Request:
Each record below should appear again exactly as written.

(Figure contents as structured data)

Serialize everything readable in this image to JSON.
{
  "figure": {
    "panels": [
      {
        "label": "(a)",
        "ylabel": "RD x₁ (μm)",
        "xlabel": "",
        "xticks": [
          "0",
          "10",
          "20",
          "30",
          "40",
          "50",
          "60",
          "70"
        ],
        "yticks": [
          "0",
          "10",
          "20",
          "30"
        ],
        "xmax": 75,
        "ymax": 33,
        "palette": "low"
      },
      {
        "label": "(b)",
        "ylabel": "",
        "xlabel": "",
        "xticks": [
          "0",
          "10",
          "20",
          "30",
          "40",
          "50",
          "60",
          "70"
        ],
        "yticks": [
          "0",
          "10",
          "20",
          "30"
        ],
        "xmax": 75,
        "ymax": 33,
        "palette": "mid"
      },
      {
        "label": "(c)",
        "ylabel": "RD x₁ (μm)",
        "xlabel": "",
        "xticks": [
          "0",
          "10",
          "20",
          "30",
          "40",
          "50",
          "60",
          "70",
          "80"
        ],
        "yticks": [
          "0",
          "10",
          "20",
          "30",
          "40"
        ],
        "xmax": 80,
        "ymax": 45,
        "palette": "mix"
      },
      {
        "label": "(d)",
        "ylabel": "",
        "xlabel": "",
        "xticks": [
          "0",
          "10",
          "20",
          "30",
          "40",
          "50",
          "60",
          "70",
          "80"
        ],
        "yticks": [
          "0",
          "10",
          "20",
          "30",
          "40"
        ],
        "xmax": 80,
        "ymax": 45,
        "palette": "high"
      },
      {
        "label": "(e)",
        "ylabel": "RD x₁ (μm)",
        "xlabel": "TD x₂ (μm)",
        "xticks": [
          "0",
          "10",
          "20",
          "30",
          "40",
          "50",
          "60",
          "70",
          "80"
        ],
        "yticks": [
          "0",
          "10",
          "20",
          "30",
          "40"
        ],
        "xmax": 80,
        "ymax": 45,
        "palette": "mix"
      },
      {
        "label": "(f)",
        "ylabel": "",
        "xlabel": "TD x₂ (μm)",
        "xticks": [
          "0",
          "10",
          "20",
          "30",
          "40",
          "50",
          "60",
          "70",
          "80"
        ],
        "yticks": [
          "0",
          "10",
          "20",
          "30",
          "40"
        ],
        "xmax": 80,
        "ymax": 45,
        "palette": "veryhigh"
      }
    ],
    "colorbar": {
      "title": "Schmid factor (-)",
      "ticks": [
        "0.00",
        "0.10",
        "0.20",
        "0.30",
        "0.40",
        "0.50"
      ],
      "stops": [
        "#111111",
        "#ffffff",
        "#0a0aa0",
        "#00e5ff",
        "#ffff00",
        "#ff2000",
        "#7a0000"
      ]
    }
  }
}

Final answer:
Serialize everything readable in this image to JSON.
{
  "figure": {
    "panels": [
      {
        "label": "(a)",
        "ylabel": "RD x₁ (μm)",
        "xlabel": "",
        "xticks": [
          "0",
          "10",
          "20",
          "30",
          "40",
          "50",
          "60",
          "70"
        ],
        "yticks": [
          "0",
          "10",
          "20",
          "30"
        ],
        "xmax": 75,
        "ymax": 33,
        "palette": "low"
      },
      {
        "label": "(b)",
        "ylabel": "",
        "xlabel": "",
        "xticks": [
          "0",
          "10",
          "20",
          "30",
          "40",
          "50",
          "60",
          "70"
        ],
        "yticks": [
          "0",
          "10",
          "20",
          "30"
        ],
        "xmax": 75,
        "ymax": 33,
        "palette": "mid"
      },
      {
        "label": "(c)",
        "ylabel": "RD x₁ (μm)",
        "xlabel": "",
        "xticks": [
          "0",
          "10",
          "20",
          "30",
          "40",
          "50",
          "60",
          "70",
          "80"
        ],
        "yticks": [
          "0",
          "10",
          "20",
          "30",
          "40"
        ],
        "xmax": 80,
        "ymax": 45,
        "palette": "mix"
      },
      {
        "label": "(d)",
        "ylabel": "",
        "xlabel": "",
        "xticks": [
          "0",
          "10",
          "20",
          "30",
          "40",
          "50",
          "60",
          "70",
          "80"
        ],
        "yticks": [
          "0",
          "10",
          "20",
          "30",
          "40"
        ],
        "xmax": 80,
        "ymax": 45,
        "palette": "high"
      },
      {
        "label": "(e)",
        "ylabel": "RD x₁ (μm)",
        "xlabel": "TD x₂ (μm)",
        "xticks": [
          "0",
          "10",
          "20",
          "30",
          "40",
          "50",
          "60",
          "70",
          "80"
        ],
        "yticks": [
          "0",
          "10",
          "20",
          "30",
          "40"
        ],
        "xmax": 80,
        "ymax": 45,
        "palette": "mix"
      },
      {
        "label": "(f)",
        "ylabel": "",
        "xlabel": "TD x₂ (μm)",
        "xticks": [
          "0",
          "10",
          "20",
          "30",
          "40",
          "50",
          "60",
          "70",
          "80"
        ],
        "yticks": [
          "0",
          "10",
          "20",
          "30",
          "40"
        ],
        "xmax": 80,
        "ymax": 45,
        "palette": "veryhigh"
      }
    ],
    "colorbar": {
      "title": "Schmid factor (-)",
      "ticks": [
        "0.00",
        "0.10",
        "0.20",
        "0.30",
        "0.40",
        "0.50"
      ],
      "stops": [
        "#111111",
        "#ffffff",
        "#0a0aa0",
        "#00e5ff",
        "#ffff00",
        "#ff2000",
        "#7a0000"
      ]
    }
  }
}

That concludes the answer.